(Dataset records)
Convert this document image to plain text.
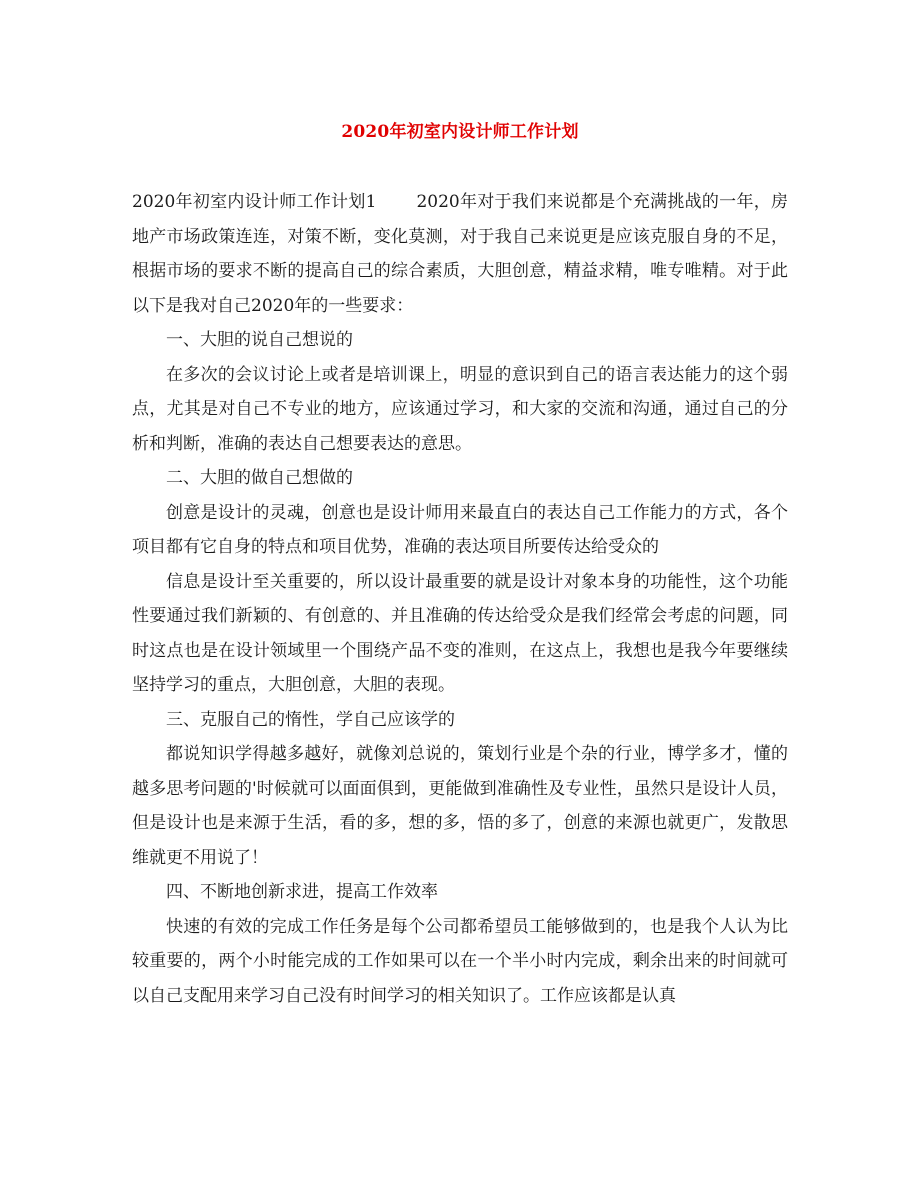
2020年初室内设计师工作计划

2020年初室内设计师工作计划1 2020年对于我们来说都是个充满挑战的一年，房地产市场政策连连，对策不断，变化莫测，对于我自己来说更是应该克服自身的不足，根据市场的要求不断的提高自己的综合素质，大胆创意，精益求精，唯专唯精。对于此以下是我对自己2020年的一些要求：

一、大胆的说自己想说的

在多次的会议讨论上或者是培训课上，明显的意识到自己的语言表达能力的这个弱点，尤其是对自己不专业的地方，应该通过学习，和大家的交流和沟通，通过自己的分析和判断，准确的表达自己想要表达的意思。

二、大胆的做自己想做的

创意是设计的灵魂，创意也是设计师用来最直白的表达自己工作能力的方式，各个项目都有它自身的特点和项目优势，准确的表达项目所要传达给受众的

信息是设计至关重要的，所以设计最重要的就是设计对象本身的功能性，这个功能性要通过我们新颖的、有创意的、并且准确的传达给受众是我们经常会考虑的问题，同时这点也是在设计领域里一个围绕产品不变的准则，在这点上，我想也是我今年要继续坚持学习的重点，大胆创意，大胆的表现。

三、克服自己的惰性，学自己应该学的

都说知识学得越多越好，就像刘总说的，策划行业是个杂的行业，博学多才，懂的越多思考问题的'时候就可以面面俱到，更能做到准确性及专业性，虽然只是设计人员，但是设计也是来源于生活，看的多，想的多，悟的多了，创意的来源也就更广，发散思维就更不用说了！

四、不断地创新求进，提高工作效率

快速的有效的完成工作任务是每个公司都希望员工能够做到的，也是我个人认为比较重要的，两个小时能完成的工作如果可以在一个半小时内完成，剩余出来的时间就可以自己支配用来学习自己没有时间学习的相关知识了。工作应该都是认真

**YOUR TASK**
Transcribe the material as is, with images omitted.

**EXERCISE RESULT**
Convert this document image to plain text.
2020年初室内设计师工作计划

2020年初室内设计师工作计划1 2020年对于我们来说都是个充满挑战的一年，房地产市场政策连连，对策不断，变化莫测，对于我自己来说更是应该克服自身的不足，根据市场的要求不断的提高自己的综合素质，大胆创意，精益求精，唯专唯精。对于此以下是我对自己2020年的一些要求：

一、大胆的说自己想说的

在多次的会议讨论上或者是培训课上，明显的意识到自己的语言表达能力的这个弱点，尤其是对自己不专业的地方，应该通过学习，和大家的交流和沟通，通过自己的分析和判断，准确的表达自己想要表达的意思。

二、大胆的做自己想做的

创意是设计的灵魂，创意也是设计师用来最直白的表达自己工作能力的方式，各个项目都有它自身的特点和项目优势，准确的表达项目所要传达给受众的

信息是设计至关重要的，所以设计最重要的就是设计对象本身的功能性，这个功能性要通过我们新颖的、有创意的、并且准确的传达给受众是我们经常会考虑的问题，同时这点也是在设计领域里一个围绕产品不变的准则，在这点上，我想也是我今年要继续坚持学习的重点，大胆创意，大胆的表现。

三、克服自己的惰性，学自己应该学的

都说知识学得越多越好，就像刘总说的，策划行业是个杂的行业，博学多才，懂的越多思考问题的'时候就可以面面俱到，更能做到准确性及专业性，虽然只是设计人员，但是设计也是来源于生活，看的多，想的多，悟的多了，创意的来源也就更广，发散思维就更不用说了！

四、不断地创新求进，提高工作效率

快速的有效的完成工作任务是每个公司都希望员工能够做到的，也是我个人认为比较重要的，两个小时能完成的工作如果可以在一个半小时内完成，剩余出来的时间就可以自己支配用来学习自己没有时间学习的相关知识了。工作应该都是认真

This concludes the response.